** begin **

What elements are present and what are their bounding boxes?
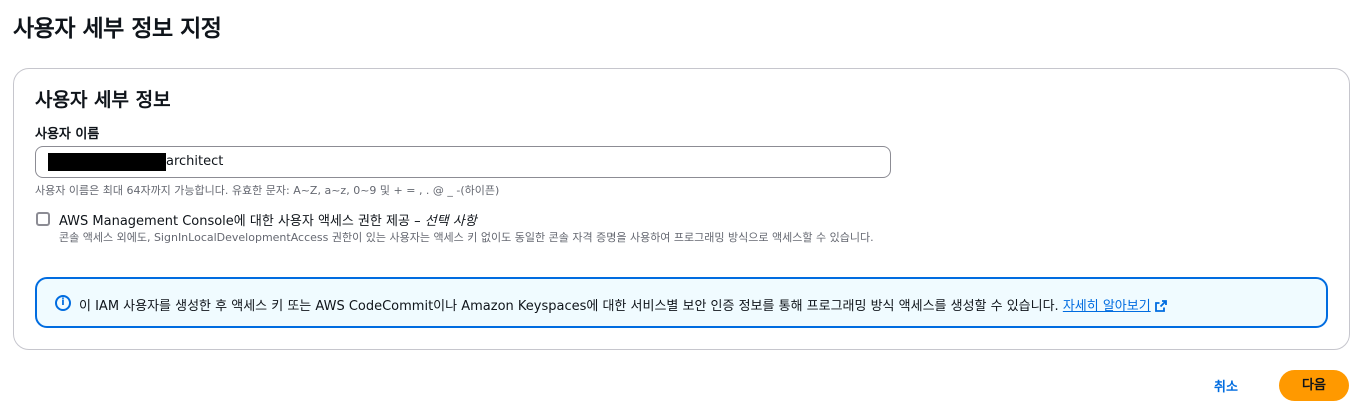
info-alert: i 이 IAM 사용자를 생성한 후 액세스 키 또는 AWS CodeComm…	[35, 277, 1328, 328]
redacted-text	[48, 153, 166, 171]
user-details-container: 사용자 세부 정보 사용자 이름 architect 사용자 이름은 최대 64…	[13, 68, 1350, 350]
section-title: 사용자 세부 정보	[35, 89, 171, 111]
page-title: 사용자 세부 정보 지정	[13, 16, 222, 42]
username-constraint-text: 사용자 이름은 최대 64자까지 가능합니다. 유효한 문자: A~Z, a~z…	[35, 184, 500, 197]
next-button[interactable]: 다음	[1279, 370, 1349, 401]
console-access-checkbox[interactable]	[36, 212, 50, 226]
cancel-button[interactable]: 취소	[1214, 376, 1238, 395]
external-link-icon[interactable]	[1154, 300, 1167, 312]
console-access-label[interactable]: AWS Management Console에 대한 사용자 액세스 권한 제공…	[59, 210, 477, 229]
username-value: architect	[166, 154, 224, 169]
learn-more-link[interactable]: 자세히 알아보기	[1063, 299, 1151, 314]
info-alert-text: 이 IAM 사용자를 생성한 후 액세스 키 또는 AWS CodeCommit…	[79, 299, 1063, 314]
console-access-description: 콘솔 액세스 외에도, SignInLocalDevelopmentAccess…	[59, 231, 874, 244]
username-label: 사용자 이름	[35, 127, 100, 142]
info-alert-text-wrap: 이 IAM 사용자를 생성한 후 액세스 키 또는 AWS CodeCommit…	[79, 295, 1167, 314]
info-icon: i	[55, 295, 71, 311]
username-input[interactable]: architect	[35, 146, 891, 178]
optional-label: 선택 사항	[424, 214, 477, 229]
console-access-label-text: AWS Management Console에 대한 사용자 액세스 권한 제공…	[59, 214, 425, 229]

** end **

--- Short problem ---
Can you give back the part of the entries that opens with the line containing "info-alert: i 이" and closes at the end of the entries, with "architect" renamed to "developer" and everything else unchanged? Return only that part.

--- Written response ---
info-alert: i 이 IAM 사용자를 생성한 후 액세스 키 또는 AWS CodeComm…	[35, 277, 1328, 328]
redacted-text	[48, 153, 166, 171]
user-details-container: 사용자 세부 정보 사용자 이름 developer 사용자 이름은 최대 64…	[13, 68, 1350, 350]
section-title: 사용자 세부 정보	[35, 89, 171, 111]
page-title: 사용자 세부 정보 지정	[13, 16, 222, 42]
username-constraint-text: 사용자 이름은 최대 64자까지 가능합니다. 유효한 문자: A~Z, a~z…	[35, 184, 500, 197]
next-button[interactable]: 다음	[1279, 370, 1349, 401]
console-access-checkbox[interactable]	[36, 212, 50, 226]
cancel-button[interactable]: 취소	[1214, 376, 1238, 395]
external-link-icon[interactable]	[1154, 300, 1167, 312]
console-access-label[interactable]: AWS Management Console에 대한 사용자 액세스 권한 제공…	[59, 210, 477, 229]
username-value: developer	[166, 154, 224, 169]
learn-more-link[interactable]: 자세히 알아보기	[1063, 299, 1151, 314]
info-alert-text: 이 IAM 사용자를 생성한 후 액세스 키 또는 AWS CodeCommit…	[79, 299, 1063, 314]
console-access-description: 콘솔 액세스 외에도, SignInLocalDevelopmentAccess…	[59, 231, 874, 244]
username-label: 사용자 이름	[35, 127, 100, 142]
info-alert-text-wrap: 이 IAM 사용자를 생성한 후 액세스 키 또는 AWS CodeCommit…	[79, 295, 1167, 314]
info-icon: i	[55, 295, 71, 311]
username-input[interactable]: developer	[35, 146, 891, 178]
optional-label: 선택 사항	[424, 214, 477, 229]
console-access-label-text: AWS Management Console에 대한 사용자 액세스 권한 제공…	[59, 214, 425, 229]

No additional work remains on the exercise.